-------- DATASET EXTRACT --------

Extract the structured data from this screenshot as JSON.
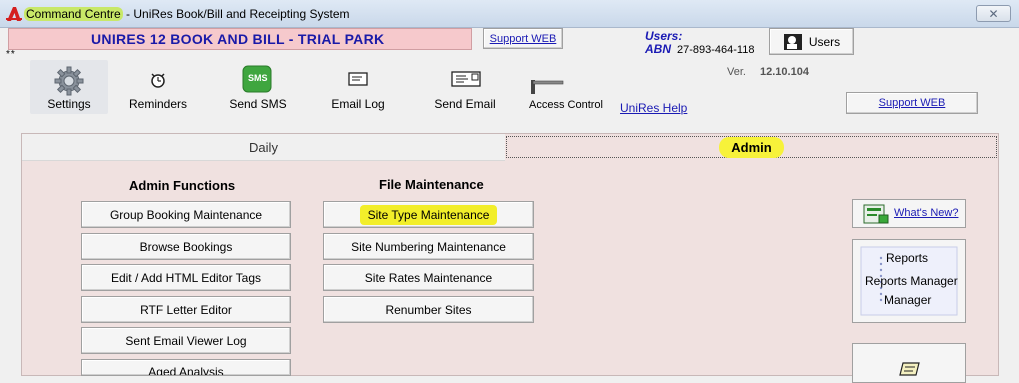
{
  "window": {
    "title_app": "Command Centre",
    "title_rest": " - UniRes Book/Bill and Receipting System",
    "close_symbol": "✕"
  },
  "header": {
    "banner": "UNIRES 12  BOOK AND BILL - TRIAL PARK",
    "support_web": "Support WEB",
    "stars": "**",
    "users_label": "Users:",
    "abn_label": "ABN",
    "abn_value": "27-893-464-118",
    "users_button": "Users",
    "ver_label": "Ver.",
    "ver_value": "12.10.104",
    "support_web_2": "Support WEB"
  },
  "toolbar": {
    "items": [
      {
        "label": "Settings",
        "icon": "gear-icon"
      },
      {
        "label": "Reminders",
        "icon": "alarm-clock-icon"
      },
      {
        "label": "Send SMS",
        "icon": "sms-icon",
        "icon_text": "SMS"
      },
      {
        "label": "Email Log",
        "icon": "envelope-icon"
      },
      {
        "label": "Send Email",
        "icon": "send-email-icon"
      },
      {
        "label": "Access Control",
        "icon": "boom-gate-icon"
      }
    ],
    "help_link": "UniRes Help"
  },
  "tabs": [
    {
      "label": "Daily",
      "active": false
    },
    {
      "label": "Admin",
      "active": true
    }
  ],
  "admin_functions": {
    "title": "Admin Functions",
    "buttons": [
      "Group Booking Maintenance",
      "Browse Bookings",
      "Edit / Add HTML Editor Tags",
      "RTF Letter Editor",
      "Sent Email Viewer Log",
      "Aged Analysis"
    ]
  },
  "file_maintenance": {
    "title": "File Maintenance",
    "buttons": [
      "Site Type Maintenance",
      "Site Numbering Maintenance",
      "Site Rates Maintenance",
      "Renumber Sites"
    ]
  },
  "side": {
    "whats_new": "What's New?",
    "reports_line1": "Reports",
    "reports_line2": "Reports Manager",
    "reports_line3": "Manager"
  },
  "colors": {
    "banner_bg": "#f6c9cc",
    "banner_text": "#1a1aa8",
    "highlight": "#f2ee2a",
    "panel_bg": "#f0e1e0",
    "link": "#1a1ab4"
  }
}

--------

Exclude the pictures, and transcribe all of the material exactly.

Extract the structured data from this screenshot as JSON.
{
  "window": {
    "title_app": "Command Centre",
    "title_rest": " - UniRes Book/Bill and Receipting System",
    "close_symbol": "✕"
  },
  "header": {
    "banner": "UNIRES 12  BOOK AND BILL - TRIAL PARK",
    "support_web": "Support WEB",
    "stars": "**",
    "users_label": "Users:",
    "abn_label": "ABN",
    "abn_value": "27-893-464-118",
    "users_button": "Users",
    "ver_label": "Ver.",
    "ver_value": "12.10.104",
    "support_web_2": "Support WEB"
  },
  "toolbar": {
    "items": [
      {
        "label": "Settings",
        "icon": "gear-icon"
      },
      {
        "label": "Reminders",
        "icon": "alarm-clock-icon"
      },
      {
        "label": "Send SMS",
        "icon": "sms-icon",
        "icon_text": "SMS"
      },
      {
        "label": "Email Log",
        "icon": "envelope-icon"
      },
      {
        "label": "Send Email",
        "icon": "send-email-icon"
      },
      {
        "label": "Access Control",
        "icon": "boom-gate-icon"
      }
    ],
    "help_link": "UniRes Help"
  },
  "tabs": [
    {
      "label": "Daily",
      "active": false
    },
    {
      "label": "Admin",
      "active": true
    }
  ],
  "admin_functions": {
    "title": "Admin Functions",
    "buttons": [
      "Group Booking Maintenance",
      "Browse Bookings",
      "Edit / Add HTML Editor Tags",
      "RTF Letter Editor",
      "Sent Email Viewer Log",
      "Aged Analysis"
    ]
  },
  "file_maintenance": {
    "title": "File Maintenance",
    "buttons": [
      "Site Type Maintenance",
      "Site Numbering Maintenance",
      "Site Rates Maintenance",
      "Renumber Sites"
    ]
  },
  "side": {
    "whats_new": "What's New?",
    "reports_line1": "Reports",
    "reports_line2": "Reports Manager",
    "reports_line3": "Manager"
  },
  "colors": {
    "banner_bg": "#f6c9cc",
    "banner_text": "#1a1aa8",
    "highlight": "#f2ee2a",
    "panel_bg": "#f0e1e0",
    "link": "#1a1ab4"
  }
}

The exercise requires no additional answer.